## RECORDS PROVIDED
+ + + + +

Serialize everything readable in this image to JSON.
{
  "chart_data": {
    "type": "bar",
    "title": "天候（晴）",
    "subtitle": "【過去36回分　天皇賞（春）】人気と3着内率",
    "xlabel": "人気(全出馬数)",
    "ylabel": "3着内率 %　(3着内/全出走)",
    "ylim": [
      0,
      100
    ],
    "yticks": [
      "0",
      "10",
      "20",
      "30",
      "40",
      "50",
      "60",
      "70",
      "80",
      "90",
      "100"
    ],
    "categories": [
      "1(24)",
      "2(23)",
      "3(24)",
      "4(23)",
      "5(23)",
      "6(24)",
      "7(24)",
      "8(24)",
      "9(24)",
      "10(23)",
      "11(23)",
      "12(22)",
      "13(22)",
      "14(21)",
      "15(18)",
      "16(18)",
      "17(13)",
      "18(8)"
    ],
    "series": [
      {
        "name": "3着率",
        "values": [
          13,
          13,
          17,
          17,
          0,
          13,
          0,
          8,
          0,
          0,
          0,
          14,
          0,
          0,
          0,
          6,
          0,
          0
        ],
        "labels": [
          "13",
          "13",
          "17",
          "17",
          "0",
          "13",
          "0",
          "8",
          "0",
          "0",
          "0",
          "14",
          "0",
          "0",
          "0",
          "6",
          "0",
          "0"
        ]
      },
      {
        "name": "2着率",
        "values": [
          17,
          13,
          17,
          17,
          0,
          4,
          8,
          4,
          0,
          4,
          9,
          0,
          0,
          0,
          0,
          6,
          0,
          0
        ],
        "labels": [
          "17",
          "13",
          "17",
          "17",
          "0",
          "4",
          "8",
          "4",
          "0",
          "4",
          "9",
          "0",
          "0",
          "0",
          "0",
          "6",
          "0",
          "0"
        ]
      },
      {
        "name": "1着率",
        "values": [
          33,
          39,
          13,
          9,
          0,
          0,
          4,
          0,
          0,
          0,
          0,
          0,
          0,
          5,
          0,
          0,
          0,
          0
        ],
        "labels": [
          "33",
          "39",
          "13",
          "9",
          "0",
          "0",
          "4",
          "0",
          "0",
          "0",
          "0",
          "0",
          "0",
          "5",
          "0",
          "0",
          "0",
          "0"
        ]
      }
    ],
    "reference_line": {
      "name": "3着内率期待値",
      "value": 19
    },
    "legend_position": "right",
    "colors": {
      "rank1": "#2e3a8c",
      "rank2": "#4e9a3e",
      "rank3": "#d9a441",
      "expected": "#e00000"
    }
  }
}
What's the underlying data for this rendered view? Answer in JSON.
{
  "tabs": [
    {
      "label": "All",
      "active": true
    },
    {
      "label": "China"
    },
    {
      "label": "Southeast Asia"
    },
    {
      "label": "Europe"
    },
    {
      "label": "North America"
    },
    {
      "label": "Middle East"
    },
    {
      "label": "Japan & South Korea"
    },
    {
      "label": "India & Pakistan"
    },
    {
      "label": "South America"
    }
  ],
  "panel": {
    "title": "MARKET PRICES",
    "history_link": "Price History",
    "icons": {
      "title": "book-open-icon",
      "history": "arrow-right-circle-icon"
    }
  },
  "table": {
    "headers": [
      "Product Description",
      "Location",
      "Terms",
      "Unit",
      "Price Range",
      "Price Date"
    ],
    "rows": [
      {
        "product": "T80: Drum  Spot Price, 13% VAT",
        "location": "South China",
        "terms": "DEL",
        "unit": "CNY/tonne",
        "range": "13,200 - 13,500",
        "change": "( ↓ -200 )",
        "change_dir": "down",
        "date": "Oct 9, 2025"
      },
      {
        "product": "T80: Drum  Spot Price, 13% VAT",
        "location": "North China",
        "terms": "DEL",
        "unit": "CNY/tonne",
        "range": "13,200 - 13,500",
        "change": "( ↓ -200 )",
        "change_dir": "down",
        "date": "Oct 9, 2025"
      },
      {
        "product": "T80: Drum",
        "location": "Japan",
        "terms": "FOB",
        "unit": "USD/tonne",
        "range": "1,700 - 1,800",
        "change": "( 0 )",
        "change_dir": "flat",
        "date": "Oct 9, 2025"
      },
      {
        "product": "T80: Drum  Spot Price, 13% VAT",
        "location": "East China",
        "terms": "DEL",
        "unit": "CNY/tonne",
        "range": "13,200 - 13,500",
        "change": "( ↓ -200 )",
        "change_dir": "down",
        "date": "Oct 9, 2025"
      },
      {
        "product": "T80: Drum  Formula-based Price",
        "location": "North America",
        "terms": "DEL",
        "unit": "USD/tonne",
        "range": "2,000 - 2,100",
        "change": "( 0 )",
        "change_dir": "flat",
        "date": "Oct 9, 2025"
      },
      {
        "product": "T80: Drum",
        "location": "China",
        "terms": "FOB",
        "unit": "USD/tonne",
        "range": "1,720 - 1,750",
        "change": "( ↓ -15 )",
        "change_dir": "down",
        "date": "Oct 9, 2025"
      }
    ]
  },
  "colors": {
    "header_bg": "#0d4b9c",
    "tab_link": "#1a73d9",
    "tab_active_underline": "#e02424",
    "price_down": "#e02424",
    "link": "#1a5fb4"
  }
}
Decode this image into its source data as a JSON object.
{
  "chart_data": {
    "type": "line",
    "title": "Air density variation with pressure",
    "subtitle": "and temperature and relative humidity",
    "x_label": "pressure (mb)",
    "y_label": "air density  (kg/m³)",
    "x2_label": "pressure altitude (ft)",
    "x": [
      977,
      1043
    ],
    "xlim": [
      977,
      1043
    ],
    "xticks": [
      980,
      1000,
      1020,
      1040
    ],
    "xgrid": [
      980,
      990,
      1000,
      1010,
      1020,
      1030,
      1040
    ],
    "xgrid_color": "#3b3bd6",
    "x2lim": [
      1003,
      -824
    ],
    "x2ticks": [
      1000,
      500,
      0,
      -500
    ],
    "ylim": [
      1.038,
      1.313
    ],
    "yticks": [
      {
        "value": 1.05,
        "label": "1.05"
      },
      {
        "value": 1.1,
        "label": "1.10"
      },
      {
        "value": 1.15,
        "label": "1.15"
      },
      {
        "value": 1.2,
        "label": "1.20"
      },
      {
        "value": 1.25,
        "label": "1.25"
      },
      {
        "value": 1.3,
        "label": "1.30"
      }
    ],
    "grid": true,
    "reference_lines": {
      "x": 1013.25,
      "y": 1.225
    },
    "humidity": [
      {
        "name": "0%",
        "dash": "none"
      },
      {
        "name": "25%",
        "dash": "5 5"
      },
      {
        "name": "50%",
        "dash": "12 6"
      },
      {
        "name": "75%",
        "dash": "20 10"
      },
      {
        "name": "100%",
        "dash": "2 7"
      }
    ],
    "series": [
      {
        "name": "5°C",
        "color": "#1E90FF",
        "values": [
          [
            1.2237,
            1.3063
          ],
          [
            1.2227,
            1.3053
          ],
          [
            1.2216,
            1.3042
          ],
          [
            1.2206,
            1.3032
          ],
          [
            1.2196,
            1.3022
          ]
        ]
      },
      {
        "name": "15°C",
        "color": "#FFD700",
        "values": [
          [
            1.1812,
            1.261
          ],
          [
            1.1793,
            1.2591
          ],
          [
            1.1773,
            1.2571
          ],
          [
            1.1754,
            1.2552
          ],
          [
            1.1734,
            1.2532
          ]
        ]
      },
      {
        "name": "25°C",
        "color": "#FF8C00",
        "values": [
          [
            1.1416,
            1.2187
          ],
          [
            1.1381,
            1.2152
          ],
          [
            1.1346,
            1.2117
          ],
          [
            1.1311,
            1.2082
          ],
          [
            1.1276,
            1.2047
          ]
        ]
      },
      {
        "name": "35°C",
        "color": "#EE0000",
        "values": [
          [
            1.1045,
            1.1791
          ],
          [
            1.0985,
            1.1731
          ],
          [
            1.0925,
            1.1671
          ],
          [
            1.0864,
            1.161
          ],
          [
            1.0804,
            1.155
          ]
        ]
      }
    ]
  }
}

+ + + + +

## PROBLEM REQUIREMENTS
Please reproduce the entire listing, exactly as shown.

## RESULT OF THIS EXERCISE
Serialize everything readable in this image to JSON.
{
  "chart_data": {
    "type": "bar",
    "title": "天候（晴）",
    "subtitle": "【過去36回分　天皇賞（春）】人気と3着内率",
    "xlabel": "人気(全出馬数)",
    "ylabel": "3着内率 %　(3着内/全出走)",
    "ylim": [
      0,
      100
    ],
    "yticks": [
      "0",
      "10",
      "20",
      "30",
      "40",
      "50",
      "60",
      "70",
      "80",
      "90",
      "100"
    ],
    "categories": [
      "1(24)",
      "2(23)",
      "3(24)",
      "4(23)",
      "5(23)",
      "6(24)",
      "7(24)",
      "8(24)",
      "9(24)",
      "10(23)",
      "11(23)",
      "12(22)",
      "13(22)",
      "14(21)",
      "15(18)",
      "16(18)",
      "17(13)",
      "18(8)"
    ],
    "series": [
      {
        "name": "3着率",
        "values": [
          13,
          13,
          17,
          17,
          0,
          13,
          0,
          8,
          0,
          0,
          0,
          14,
          0,
          0,
          0,
          6,
          0,
          0
        ],
        "labels": [
          "13",
          "13",
          "17",
          "17",
          "0",
          "13",
          "0",
          "8",
          "0",
          "0",
          "0",
          "14",
          "0",
          "0",
          "0",
          "6",
          "0",
          "0"
        ]
      },
      {
        "name": "2着率",
        "values": [
          17,
          13,
          17,
          17,
          0,
          4,
          8,
          4,
          0,
          4,
          9,
          0,
          0,
          0,
          0,
          6,
          0,
          0
        ],
        "labels": [
          "17",
          "13",
          "17",
          "17",
          "0",
          "4",
          "8",
          "4",
          "0",
          "4",
          "9",
          "0",
          "0",
          "0",
          "0",
          "6",
          "0",
          "0"
        ]
      },
      {
        "name": "1着率",
        "values": [
          33,
          39,
          13,
          9,
          0,
          0,
          4,
          0,
          0,
          0,
          0,
          0,
          0,
          5,
          0,
          0,
          0,
          0
        ],
        "labels": [
          "33",
          "39",
          "13",
          "9",
          "0",
          "0",
          "4",
          "0",
          "0",
          "0",
          "0",
          "0",
          "0",
          "5",
          "0",
          "0",
          "0",
          "0"
        ]
      }
    ],
    "reference_line": {
      "name": "3着内率期待値",
      "value": 19
    },
    "legend_position": "right",
    "colors": {
      "rank1": "#2e3a8c",
      "rank2": "#4e9a3e",
      "rank3": "#d9a441",
      "expected": "#e00000"
    }
  }
}
What's the underlying data for this rendered view? Answer in JSON.
{
  "tabs": [
    {
      "label": "All",
      "active": true
    },
    {
      "label": "China"
    },
    {
      "label": "Southeast Asia"
    },
    {
      "label": "Europe"
    },
    {
      "label": "North America"
    },
    {
      "label": "Middle East"
    },
    {
      "label": "Japan & South Korea"
    },
    {
      "label": "India & Pakistan"
    },
    {
      "label": "South America"
    }
  ],
  "panel": {
    "title": "MARKET PRICES",
    "history_link": "Price History",
    "icons": {
      "title": "book-open-icon",
      "history": "arrow-right-circle-icon"
    }
  },
  "table": {
    "headers": [
      "Product Description",
      "Location",
      "Terms",
      "Unit",
      "Price Range",
      "Price Date"
    ],
    "rows": [
      {
        "product": "T80: Drum  Spot Price, 13% VAT",
        "location": "South China",
        "terms": "DEL",
        "unit": "CNY/tonne",
        "range": "13,200 - 13,500",
        "change": "( ↓ -200 )",
        "change_dir": "down",
        "date": "Oct 9, 2025"
      },
      {
        "product": "T80: Drum  Spot Price, 13% VAT",
        "location": "North China",
        "terms": "DEL",
        "unit": "CNY/tonne",
        "range": "13,200 - 13,500",
        "change": "( ↓ -200 )",
        "change_dir": "down",
        "date": "Oct 9, 2025"
      },
      {
        "product": "T80: Drum",
        "location": "Japan",
        "terms": "FOB",
        "unit": "USD/tonne",
        "range": "1,700 - 1,800",
        "change": "( 0 )",
        "change_dir": "flat",
        "date": "Oct 9, 2025"
      },
      {
        "product": "T80: Drum  Spot Price, 13% VAT",
        "location": "East China",
        "terms": "DEL",
        "unit": "CNY/tonne",
        "range": "13,200 - 13,500",
        "change": "( ↓ -200 )",
        "change_dir": "down",
        "date": "Oct 9, 2025"
      },
      {
        "product": "T80: Drum  Formula-based Price",
        "location": "North America",
        "terms": "DEL",
        "unit": "USD/tonne",
        "range": "2,000 - 2,100",
        "change": "( 0 )",
        "change_dir": "flat",
        "date": "Oct 9, 2025"
      },
      {
        "product": "T80: Drum",
        "location": "China",
        "terms": "FOB",
        "unit": "USD/tonne",
        "range": "1,720 - 1,750",
        "change": "( ↓ -15 )",
        "change_dir": "down",
        "date": "Oct 9, 2025"
      }
    ]
  },
  "colors": {
    "header_bg": "#0d4b9c",
    "tab_link": "#1a73d9",
    "tab_active_underline": "#e02424",
    "price_down": "#e02424",
    "link": "#1a5fb4"
  }
}
Decode this image into its source data as a JSON object.
{
  "chart_data": {
    "type": "line",
    "title": "Air density variation with pressure",
    "subtitle": "and temperature and relative humidity",
    "x_label": "pressure (mb)",
    "y_label": "air density  (kg/m³)",
    "x2_label": "pressure altitude (ft)",
    "x": [
      977,
      1043
    ],
    "xlim": [
      977,
      1043
    ],
    "xticks": [
      980,
      1000,
      1020,
      1040
    ],
    "xgrid": [
      980,
      990,
      1000,
      1010,
      1020,
      1030,
      1040
    ],
    "xgrid_color": "#3b3bd6",
    "x2lim": [
      1003,
      -824
    ],
    "x2ticks": [
      1000,
      500,
      0,
      -500
    ],
    "ylim": [
      1.038,
      1.313
    ],
    "yticks": [
      {
        "value": 1.05,
        "label": "1.05"
      },
      {
        "value": 1.1,
        "label": "1.10"
      },
      {
        "value": 1.15,
        "label": "1.15"
      },
      {
        "value": 1.2,
        "label": "1.20"
      },
      {
        "value": 1.25,
        "label": "1.25"
      },
      {
        "value": 1.3,
        "label": "1.30"
      }
    ],
    "grid": true,
    "reference_lines": {
      "x": 1013.25,
      "y": 1.225
    },
    "humidity": [
      {
        "name": "0%",
        "dash": "none"
      },
      {
        "name": "25%",
        "dash": "5 5"
      },
      {
        "name": "50%",
        "dash": "12 6"
      },
      {
        "name": "75%",
        "dash": "20 10"
      },
      {
        "name": "100%",
        "dash": "2 7"
      }
    ],
    "series": [
      {
        "name": "5°C",
        "color": "#1E90FF",
        "values": [
          [
            1.2237,
            1.3063
          ],
          [
            1.2227,
            1.3053
          ],
          [
            1.2216,
            1.3042
          ],
          [
            1.2206,
            1.3032
          ],
          [
            1.2196,
            1.3022
          ]
        ]
      },
      {
        "name": "15°C",
        "color": "#FFD700",
        "values": [
          [
            1.1812,
            1.261
          ],
          [
            1.1793,
            1.2591
          ],
          [
            1.1773,
            1.2571
          ],
          [
            1.1754,
            1.2552
          ],
          [
            1.1734,
            1.2532
          ]
        ]
      },
      {
        "name": "25°C",
        "color": "#FF8C00",
        "values": [
          [
            1.1416,
            1.2187
          ],
          [
            1.1381,
            1.2152
          ],
          [
            1.1346,
            1.2117
          ],
          [
            1.1311,
            1.2082
          ],
          [
            1.1276,
            1.2047
          ]
        ]
      },
      {
        "name": "35°C",
        "color": "#EE0000",
        "values": [
          [
            1.1045,
            1.1791
          ],
          [
            1.0985,
            1.1731
          ],
          [
            1.0925,
            1.1671
          ],
          [
            1.0864,
            1.161
          ],
          [
            1.0804,
            1.155
          ]
        ]
      }
    ]
  }
}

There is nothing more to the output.